§ **TASK TO COMPLETE**: The answer must be every line of the records below that contains the word "CUEVAS".

START EXERCISE MATERIAL

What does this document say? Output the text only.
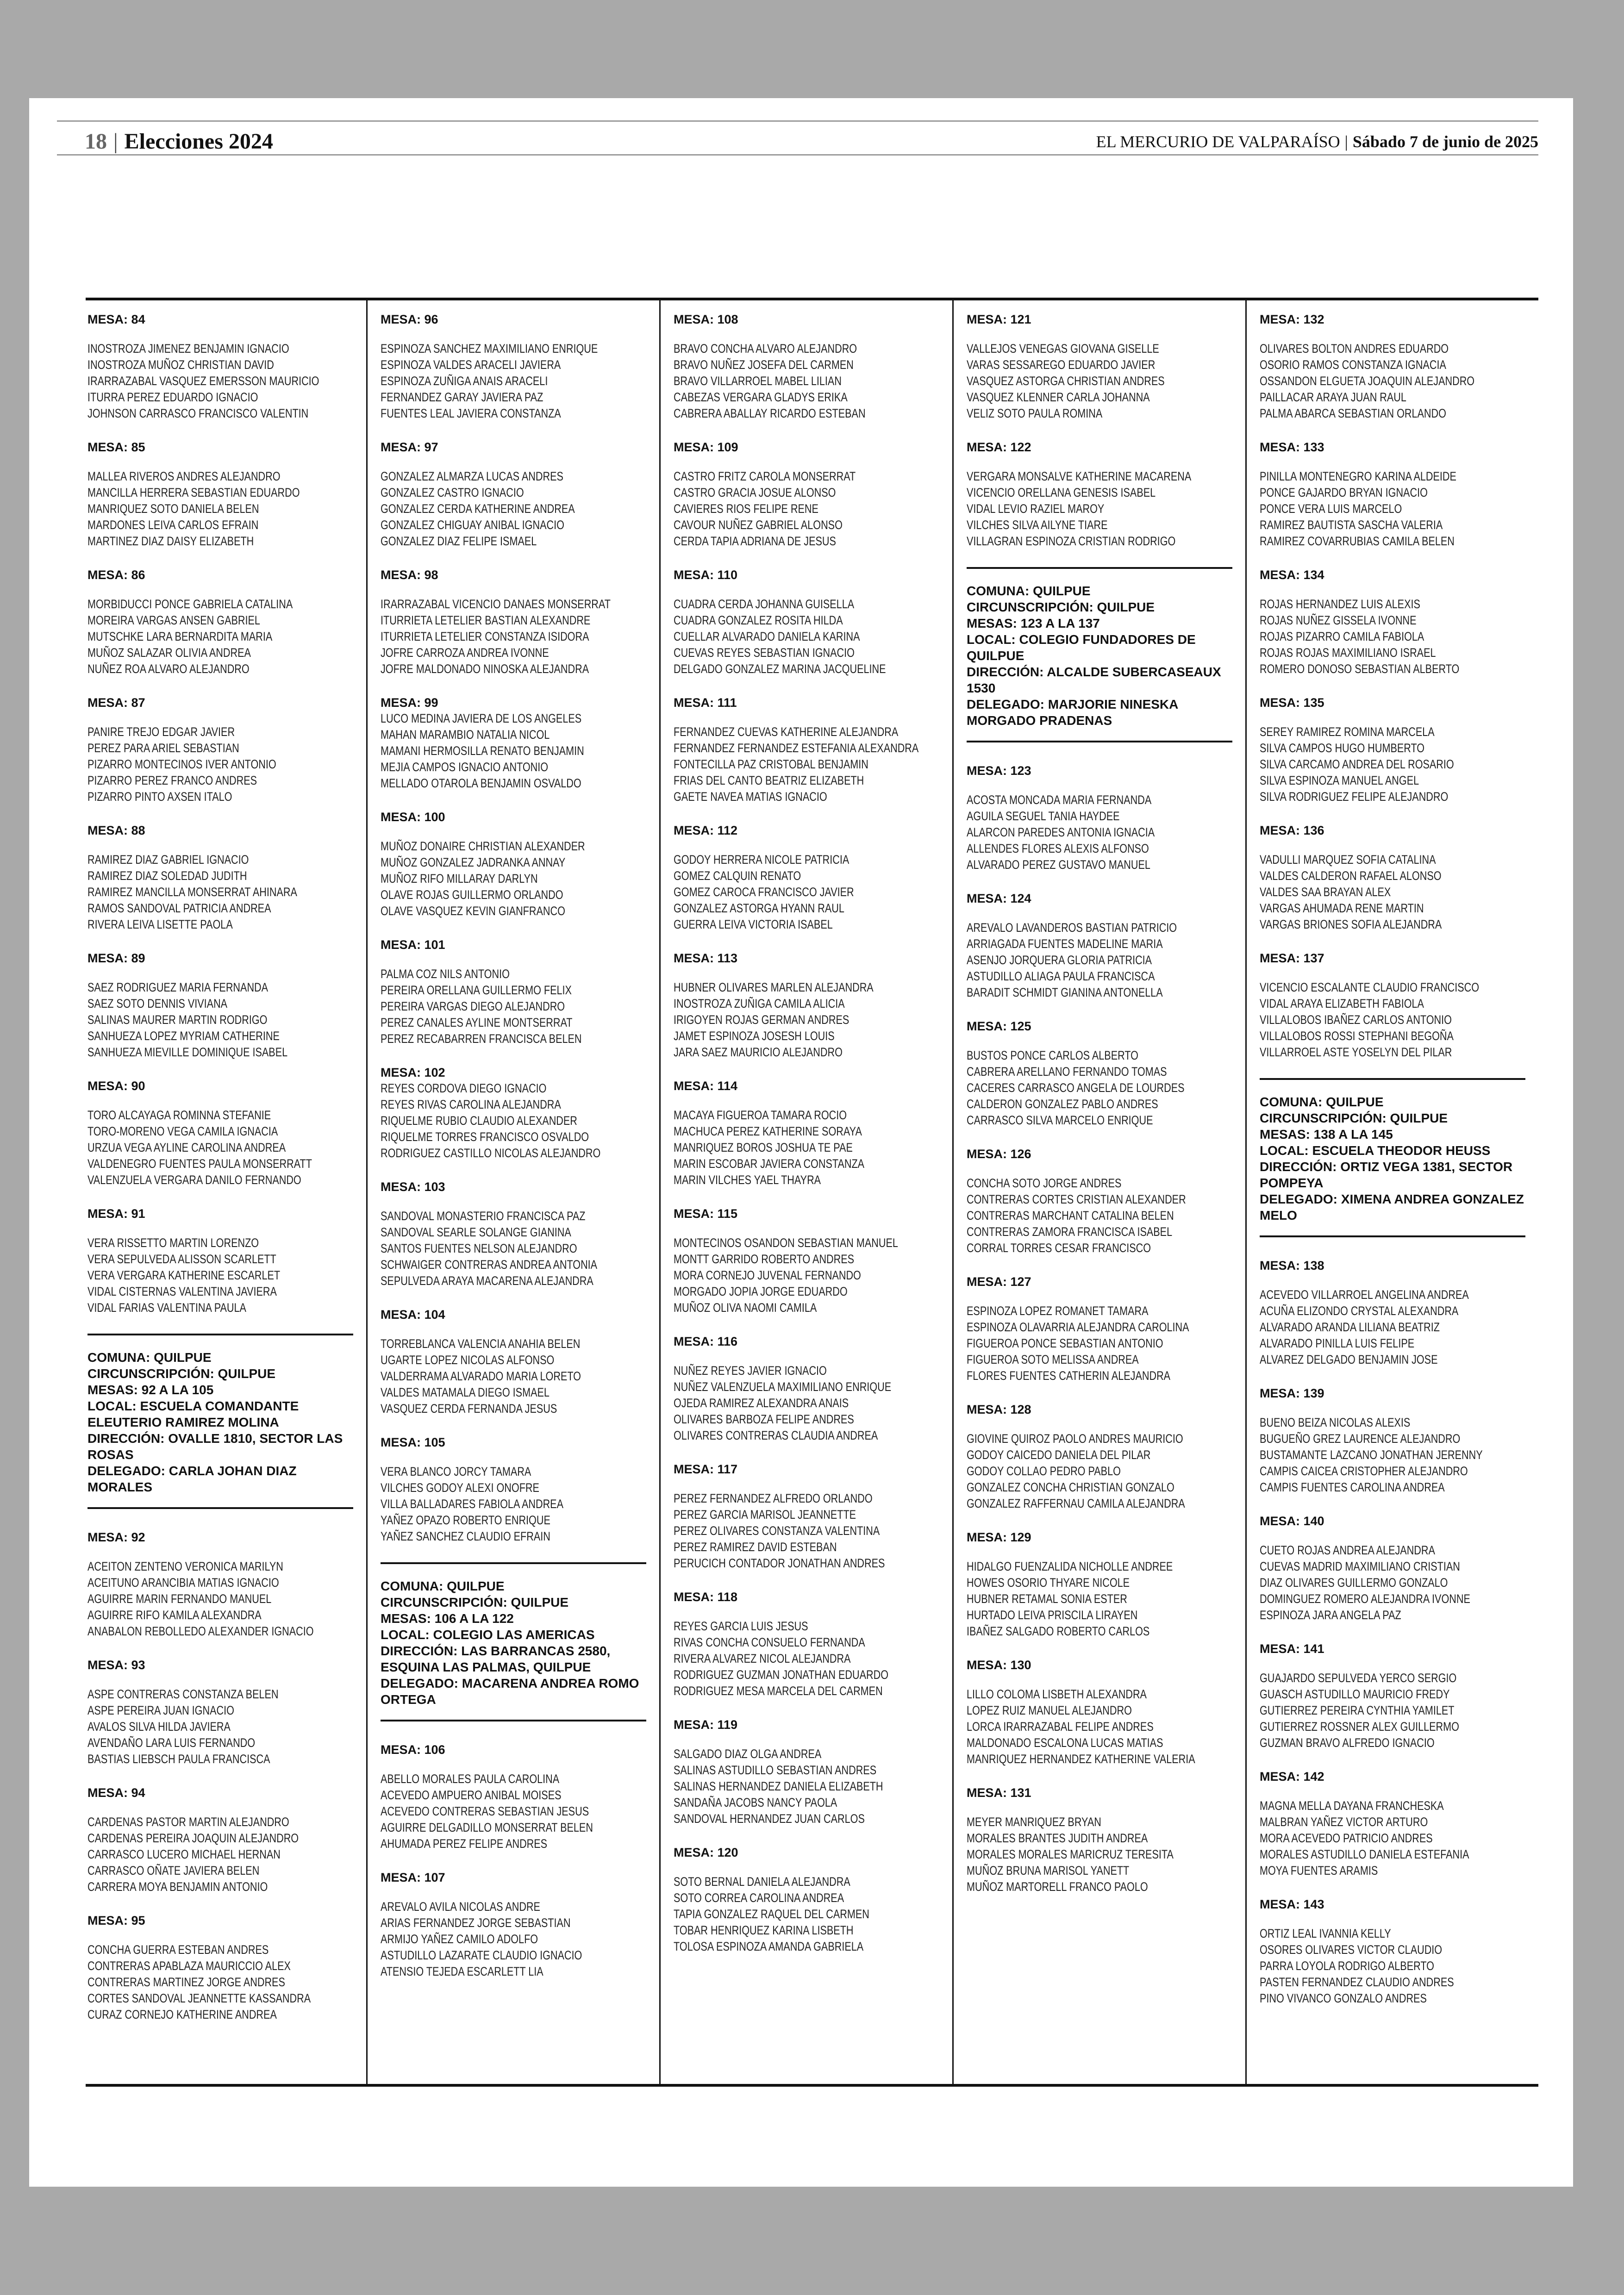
18 | Elecciones 2024	EL MERCURIO DE VALPARAÍSO | Sábado 7 de junio de 2025
MESA: 84
INOSTROZA JIMENEZ BENJAMIN IGNACIO
INOSTROZA MUÑOZ CHRISTIAN DAVID
IRARRAZABAL VASQUEZ EMERSSON MAURICIO
ITURRA PEREZ EDUARDO IGNACIO
JOHNSON CARRASCO FRANCISCO VALENTIN
MESA: 85
MALLEA RIVEROS ANDRES ALEJANDRO
MANCILLA HERRERA SEBASTIAN EDUARDO
MANRIQUEZ SOTO DANIELA BELEN
MARDONES LEIVA CARLOS EFRAIN
MARTINEZ DIAZ DAISY ELIZABETH
MESA: 86
MORBIDUCCI PONCE GABRIELA CATALINA
MOREIRA VARGAS ANSEN GABRIEL
MUTSCHKE LARA BERNARDITA MARIA
MUÑOZ SALAZAR OLIVIA ANDREA
NUÑEZ ROA ALVARO ALEJANDRO
MESA: 87
PANIRE TREJO EDGAR JAVIER
PEREZ PARA ARIEL SEBASTIAN
PIZARRO MONTECINOS IVER ANTONIO
PIZARRO PEREZ FRANCO ANDRES
PIZARRO PINTO AXSEN ITALO
MESA: 88
RAMIREZ DIAZ GABRIEL IGNACIO
RAMIREZ DIAZ SOLEDAD JUDITH
RAMIREZ MANCILLA MONSERRAT AHINARA
RAMOS SANDOVAL PATRICIA ANDREA
RIVERA LEIVA LISETTE PAOLA
MESA: 89
SAEZ RODRIGUEZ MARIA FERNANDA
SAEZ SOTO DENNIS VIVIANA
SALINAS MAURER MARTIN RODRIGO
SANHUEZA LOPEZ MYRIAM CATHERINE
SANHUEZA MIEVILLE DOMINIQUE ISABEL
MESA: 90
TORO ALCAYAGA ROMINNA STEFANIE
TORO-MORENO VEGA CAMILA IGNACIA
URZUA VEGA AYLINE CAROLINA ANDREA
VALDENEGRO FUENTES PAULA MONSERRATT
VALENZUELA VERGARA DANILO FERNANDO
MESA: 91
VERA RISSETTO MARTIN LORENZO
VERA SEPULVEDA ALISSON SCARLETT
VERA VERGARA KATHERINE ESCARLET
VIDAL CISTERNAS VALENTINA JAVIERA
VIDAL FARIAS VALENTINA PAULA
COMUNA: QUILPUE
CIRCUNSCRIPCIÓN: QUILPUE
MESAS: 92 A LA 105
LOCAL: ESCUELA COMANDANTE ELEUTERIO RAMIREZ MOLINA
DIRECCIÓN: OVALLE 1810, SECTOR LAS ROSAS
DELEGADO: CARLA JOHAN DIAZ MORALES
MESA: 92
ACEITON ZENTENO VERONICA MARILYN
ACEITUNO ARANCIBIA MATIAS IGNACIO
AGUIRRE MARIN FERNANDO MANUEL
AGUIRRE RIFO KAMILA ALEXANDRA
ANABALON REBOLLEDO ALEXANDER IGNACIO
MESA: 93
ASPE CONTRERAS CONSTANZA BELEN
ASPE PEREIRA JUAN IGNACIO
AVALOS SILVA HILDA JAVIERA
AVENDAÑO LARA LUIS FERNANDO
BASTIAS LIEBSCH PAULA FRANCISCA
MESA: 94
CARDENAS PASTOR MARTIN ALEJANDRO
CARDENAS PEREIRA JOAQUIN ALEJANDRO
CARRASCO LUCERO MICHAEL HERNAN
CARRASCO OÑATE JAVIERA BELEN
CARRERA MOYA BENJAMIN ANTONIO
MESA: 95
CONCHA GUERRA ESTEBAN ANDRES
CONTRERAS APABLAZA MAURICCIO ALEX
CONTRERAS MARTINEZ JORGE ANDRES
CORTES SANDOVAL JEANNETTE KASSANDRA
CURAZ CORNEJO KATHERINE ANDREA
MESA: 96
ESPINOZA SANCHEZ MAXIMILIANO ENRIQUE
ESPINOZA VALDES ARACELI JAVIERA
ESPINOZA ZUÑIGA ANAIS ARACELI
FERNANDEZ GARAY JAVIERA PAZ
FUENTES LEAL JAVIERA CONSTANZA
MESA: 97
GONZALEZ ALMARZA LUCAS ANDRES
GONZALEZ CASTRO IGNACIO
GONZALEZ CERDA KATHERINE ANDREA
GONZALEZ CHIGUAY ANIBAL IGNACIO
GONZALEZ DIAZ FELIPE ISMAEL
MESA: 98
IRARRAZABAL VICENCIO DANAES MONSERRAT
ITURRIETA LETELIER BASTIAN ALEXANDRE
ITURRIETA LETELIER CONSTANZA ISIDORA
JOFRE CARROZA ANDREA IVONNE
JOFRE MALDONADO NINOSKA ALEJANDRA
MESA: 99
LUCO MEDINA JAVIERA DE LOS ANGELES
MAHAN MARAMBIO NATALIA NICOL
MAMANI HERMOSILLA RENATO BENJAMIN
MEJIA CAMPOS IGNACIO ANTONIO
MELLADO OTAROLA BENJAMIN OSVALDO
MESA: 100
MUÑOZ DONAIRE CHRISTIAN ALEXANDER
MUÑOZ GONZALEZ JADRANKA ANNAY
MUÑOZ RIFO MILLARAY DARLYN
OLAVE ROJAS GUILLERMO ORLANDO
OLAVE VASQUEZ KEVIN GIANFRANCO
MESA: 101
PALMA COZ NILS ANTONIO
PEREIRA ORELLANA GUILLERMO FELIX
PEREIRA VARGAS DIEGO ALEJANDRO
PEREZ CANALES AYLINE MONTSERRAT
PEREZ RECABARREN FRANCISCA BELEN
MESA: 102
REYES CORDOVA DIEGO IGNACIO
REYES RIVAS CAROLINA ALEJANDRA
RIQUELME RUBIO CLAUDIO ALEXANDER
RIQUELME TORRES FRANCISCO OSVALDO
RODRIGUEZ CASTILLO NICOLAS ALEJANDRO
MESA: 103
SANDOVAL MONASTERIO FRANCISCA PAZ
SANDOVAL SEARLE SOLANGE GIANINA
SANTOS FUENTES NELSON ALEJANDRO
SCHWAIGER CONTRERAS ANDREA ANTONIA
SEPULVEDA ARAYA MACARENA ALEJANDRA
MESA: 104
TORREBLANCA VALENCIA ANAHIA BELEN
UGARTE LOPEZ NICOLAS ALFONSO
VALDERRAMA ALVARADO MARIA LORETO
VALDES MATAMALA DIEGO ISMAEL
VASQUEZ CERDA FERNANDA JESUS
MESA: 105
VERA BLANCO JORCY TAMARA
VILCHES GODOY ALEXI ONOFRE
VILLA BALLADARES FABIOLA ANDREA
YAÑEZ OPAZO ROBERTO ENRIQUE
YAÑEZ SANCHEZ CLAUDIO EFRAIN
COMUNA: QUILPUE
CIRCUNSCRIPCIÓN: QUILPUE
MESAS: 106 A LA 122
LOCAL: COLEGIO LAS AMERICAS
DIRECCIÓN: LAS BARRANCAS 2580, ESQUINA LAS PALMAS, QUILPUE
DELEGADO: MACARENA ANDREA ROMO ORTEGA
MESA: 106
ABELLO MORALES PAULA CAROLINA
ACEVEDO AMPUERO ANIBAL MOISES
ACEVEDO CONTRERAS SEBASTIAN JESUS
AGUIRRE DELGADILLO MONSERRAT BELEN
AHUMADA PEREZ FELIPE ANDRES
MESA: 107
AREVALO AVILA NICOLAS ANDRE
ARIAS FERNANDEZ JORGE SEBASTIAN
ARMIJO YAÑEZ CAMILO ADOLFO
ASTUDILLO LAZARATE CLAUDIO IGNACIO
ATENSIO TEJEDA ESCARLETT LIA
MESA: 108
BRAVO CONCHA ALVARO ALEJANDRO
BRAVO NUÑEZ JOSEFA DEL CARMEN
BRAVO VILLARROEL MABEL LILIAN
CABEZAS VERGARA GLADYS ERIKA
CABRERA ABALLAY RICARDO ESTEBAN
MESA: 109
CASTRO FRITZ CAROLA MONSERRAT
CASTRO GRACIA JOSUE ALONSO
CAVIERES RIOS FELIPE RENE
CAVOUR NUÑEZ GABRIEL ALONSO
CERDA TAPIA ADRIANA DE JESUS
MESA: 110
CUADRA CERDA JOHANNA GUISELLA
CUADRA GONZALEZ ROSITA HILDA
CUELLAR ALVARADO DANIELA KARINA
CUEVAS REYES SEBASTIAN IGNACIO
DELGADO GONZALEZ MARINA JACQUELINE
MESA: 111
FERNANDEZ CUEVAS KATHERINE ALEJANDRA
FERNANDEZ FERNANDEZ ESTEFANIA ALEXANDRA
FONTECILLA PAZ CRISTOBAL BENJAMIN
FRIAS DEL CANTO BEATRIZ ELIZABETH
GAETE NAVEA MATIAS IGNACIO
MESA: 112
GODOY HERRERA NICOLE PATRICIA
GOMEZ CALQUIN RENATO
GOMEZ CAROCA FRANCISCO JAVIER
GONZALEZ ASTORGA HYANN RAUL
GUERRA LEIVA VICTORIA ISABEL
MESA: 113
HUBNER OLIVARES MARLEN ALEJANDRA
INOSTROZA ZUÑIGA CAMILA ALICIA
IRIGOYEN ROJAS GERMAN ANDRES
JAMET ESPINOZA JOSESH LOUIS
JARA SAEZ MAURICIO ALEJANDRO
MESA: 114
MACAYA FIGUEROA TAMARA ROCIO
MACHUCA PEREZ KATHERINE SORAYA
MANRIQUEZ BOROS JOSHUA TE PAE
MARIN ESCOBAR JAVIERA CONSTANZA
MARIN VILCHES YAEL THAYRA
MESA: 115
MONTECINOS OSANDON SEBASTIAN MANUEL
MONTT GARRIDO ROBERTO ANDRES
MORA CORNEJO JUVENAL FERNANDO
MORGADO JOPIA JORGE EDUARDO
MUÑOZ OLIVA NAOMI CAMILA
MESA: 116
NUÑEZ REYES JAVIER IGNACIO
NUÑEZ VALENZUELA MAXIMILIANO ENRIQUE
OJEDA RAMIREZ ALEXANDRA ANAIS
OLIVARES BARBOZA FELIPE ANDRES
OLIVARES CONTRERAS CLAUDIA ANDREA
MESA: 117
PEREZ FERNANDEZ ALFREDO ORLANDO
PEREZ GARCIA MARISOL JEANNETTE
PEREZ OLIVARES CONSTANZA VALENTINA
PEREZ RAMIREZ DAVID ESTEBAN
PERUCICH CONTADOR JONATHAN ANDRES
MESA: 118
REYES GARCIA LUIS JESUS
RIVAS CONCHA CONSUELO FERNANDA
RIVERA ALVAREZ NICOL ALEJANDRA
RODRIGUEZ GUZMAN JONATHAN EDUARDO
RODRIGUEZ MESA MARCELA DEL CARMEN
MESA: 119
SALGADO DIAZ OLGA ANDREA
SALINAS ASTUDILLO SEBASTIAN ANDRES
SALINAS HERNANDEZ DANIELA ELIZABETH
SANDAÑA JACOBS NANCY PAOLA
SANDOVAL HERNANDEZ JUAN CARLOS
MESA: 120
SOTO BERNAL DANIELA ALEJANDRA
SOTO CORREA CAROLINA ANDREA
TAPIA GONZALEZ RAQUEL DEL CARMEN
TOBAR HENRIQUEZ KARINA LISBETH
TOLOSA ESPINOZA AMANDA GABRIELA
MESA: 121
VALLEJOS VENEGAS GIOVANA GISELLE
VARAS SESSAREGO EDUARDO JAVIER
VASQUEZ ASTORGA CHRISTIAN ANDRES
VASQUEZ KLENNER CARLA JOHANNA
VELIZ SOTO PAULA ROMINA
MESA: 122
VERGARA MONSALVE KATHERINE MACARENA
VICENCIO ORELLANA GENESIS ISABEL
VIDAL LEVIO RAZIEL MAROY
VILCHES SILVA AILYNE TIARE
VILLAGRAN ESPINOZA CRISTIAN RODRIGO
COMUNA: QUILPUE
CIRCUNSCRIPCIÓN: QUILPUE
MESAS: 123 A LA 137
LOCAL: COLEGIO FUNDADORES DE QUILPUE
DIRECCIÓN: ALCALDE SUBERCASEAUX 1530
DELEGADO: MARJORIE NINESKA MORGADO PRADENAS
MESA: 123
ACOSTA MONCADA MARIA FERNANDA
AGUILA SEGUEL TANIA HAYDEE
ALARCON PAREDES ANTONIA IGNACIA
ALLENDES FLORES ALEXIS ALFONSO
ALVARADO PEREZ GUSTAVO MANUEL
MESA: 124
AREVALO LAVANDEROS BASTIAN PATRICIO
ARRIAGADA FUENTES MADELINE MARIA
ASENJO JORQUERA GLORIA PATRICIA
ASTUDILLO ALIAGA PAULA FRANCISCA
BARADIT SCHMIDT GIANINA ANTONELLA
MESA: 125
BUSTOS PONCE CARLOS ALBERTO
CABRERA ARELLANO FERNANDO TOMAS
CACERES CARRASCO ANGELA DE LOURDES
CALDERON GONZALEZ PABLO ANDRES
CARRASCO SILVA MARCELO ENRIQUE
MESA: 126
CONCHA SOTO JORGE ANDRES
CONTRERAS CORTES CRISTIAN ALEXANDER
CONTRERAS MARCHANT CATALINA BELEN
CONTRERAS ZAMORA FRANCISCA ISABEL
CORRAL TORRES CESAR FRANCISCO
MESA: 127
ESPINOZA LOPEZ ROMANET TAMARA
ESPINOZA OLAVARRIA ALEJANDRA CAROLINA
FIGUEROA PONCE SEBASTIAN ANTONIO
FIGUEROA SOTO MELISSA ANDREA
FLORES FUENTES CATHERIN ALEJANDRA
MESA: 128
GIOVINE QUIROZ PAOLO ANDRES MAURICIO
GODOY CAICEDO DANIELA DEL PILAR
GODOY COLLAO PEDRO PABLO
GONZALEZ CONCHA CHRISTIAN GONZALO
GONZALEZ RAFFERNAU CAMILA ALEJANDRA
MESA: 129
HIDALGO FUENZALIDA NICHOLLE ANDREE
HOWES OSORIO THYARE NICOLE
HUBNER RETAMAL SONIA ESTER
HURTADO LEIVA PRISCILA LIRAYEN
IBAÑEZ SALGADO ROBERTO CARLOS
MESA: 130
LILLO COLOMA LISBETH ALEXANDRA
LOPEZ RUIZ MANUEL ALEJANDRO
LORCA IRARRAZABAL FELIPE ANDRES
MALDONADO ESCALONA LUCAS MATIAS
MANRIQUEZ HERNANDEZ KATHERINE VALERIA
MESA: 131
MEYER MANRIQUEZ BRYAN
MORALES BRANTES JUDITH ANDREA
MORALES MORALES MARICRUZ TERESITA
MUÑOZ BRUNA MARISOL YANETT
MUÑOZ MARTORELL FRANCO PAOLO
MESA: 132
OLIVARES BOLTON ANDRES EDUARDO
OSORIO RAMOS CONSTANZA IGNACIA
OSSANDON ELGUETA JOAQUIN ALEJANDRO
PAILLACAR ARAYA JUAN RAUL
PALMA ABARCA SEBASTIAN ORLANDO
MESA: 133
PINILLA MONTENEGRO KARINA ALDEIDE
PONCE GAJARDO BRYAN IGNACIO
PONCE VERA LUIS MARCELO
RAMIREZ BAUTISTA SASCHA VALERIA
RAMIREZ COVARRUBIAS CAMILA BELEN
MESA: 134
ROJAS HERNANDEZ LUIS ALEXIS
ROJAS NUÑEZ GISSELA IVONNE
ROJAS PIZARRO CAMILA FABIOLA
ROJAS ROJAS MAXIMILIANO ISRAEL
ROMERO DONOSO SEBASTIAN ALBERTO
MESA: 135
SEREY RAMIREZ ROMINA MARCELA
SILVA CAMPOS HUGO HUMBERTO
SILVA CARCAMO ANDREA DEL ROSARIO
SILVA ESPINOZA MANUEL ANGEL
SILVA RODRIGUEZ FELIPE ALEJANDRO
MESA: 136
VADULLI MARQUEZ SOFIA CATALINA
VALDES CALDERON RAFAEL ALONSO
VALDES SAA BRAYAN ALEX
VARGAS AHUMADA RENE MARTIN
VARGAS BRIONES SOFIA ALEJANDRA
MESA: 137
VICENCIO ESCALANTE CLAUDIO FRANCISCO
VIDAL ARAYA ELIZABETH FABIOLA
VILLALOBOS IBAÑEZ CARLOS ANTONIO
VILLALOBOS ROSSI STEPHANI BEGOÑA
VILLARROEL ASTE YOSELYN DEL PILAR
COMUNA: QUILPUE
CIRCUNSCRIPCIÓN: QUILPUE
MESAS: 138 A LA 145
LOCAL: ESCUELA THEODOR HEUSS
DIRECCIÓN: ORTIZ VEGA 1381, SECTOR POMPEYA
DELEGADO: XIMENA ANDREA GONZALEZ MELO
MESA: 138
ACEVEDO VILLARROEL ANGELINA ANDREA
ACUÑA ELIZONDO CRYSTAL ALEXANDRA
ALVARADO ARANDA LILIANA BEATRIZ
ALVARADO PINILLA LUIS FELIPE
ALVAREZ DELGADO BENJAMIN JOSE
MESA: 139
BUENO BEIZA NICOLAS ALEXIS
BUGUEÑO GREZ LAURENCE ALEJANDRO
BUSTAMANTE LAZCANO JONATHAN JERENNY
CAMPIS CAICEA CRISTOPHER ALEJANDRO
CAMPIS FUENTES CAROLINA ANDREA
MESA: 140
CUETO ROJAS ANDREA ALEJANDRA
CUEVAS MADRID MAXIMILIANO CRISTIAN
DIAZ OLIVARES GUILLERMO GONZALO
DOMINGUEZ ROMERO ALEJANDRA IVONNE
ESPINOZA JARA ANGELA PAZ
MESA: 141
GUAJARDO SEPULVEDA YERCO SERGIO
GUASCH ASTUDILLO MAURICIO FREDY
GUTIERREZ PEREIRA CYNTHIA YAMILET
GUTIERREZ ROSSNER ALEX GUILLERMO
GUZMAN BRAVO ALFREDO IGNACIO
MESA: 142
MAGNA MELLA DAYANA FRANCHESKA
MALBRAN YAÑEZ VICTOR ARTURO
MORA ACEVEDO PATRICIO ANDRES
MORALES ASTUDILLO DANIELA ESTEFANIA
MOYA FUENTES ARAMIS
MESA: 143
ORTIZ LEAL IVANNIA KELLY
OSORES OLIVARES VICTOR CLAUDIO
PARRA LOYOLA RODRIGO ALBERTO
PASTEN FERNANDEZ CLAUDIO ANDRES
PINO VIVANCO GONZALO ANDRES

END EXERCISE MATERIAL

§ **REPLY TO THE EXERCISE**:
CUEVAS REYES SEBASTIAN IGNACIO
FERNANDEZ CUEVAS KATHERINE ALEJANDRA
CUEVAS MADRID MAXIMILIANO CRISTIAN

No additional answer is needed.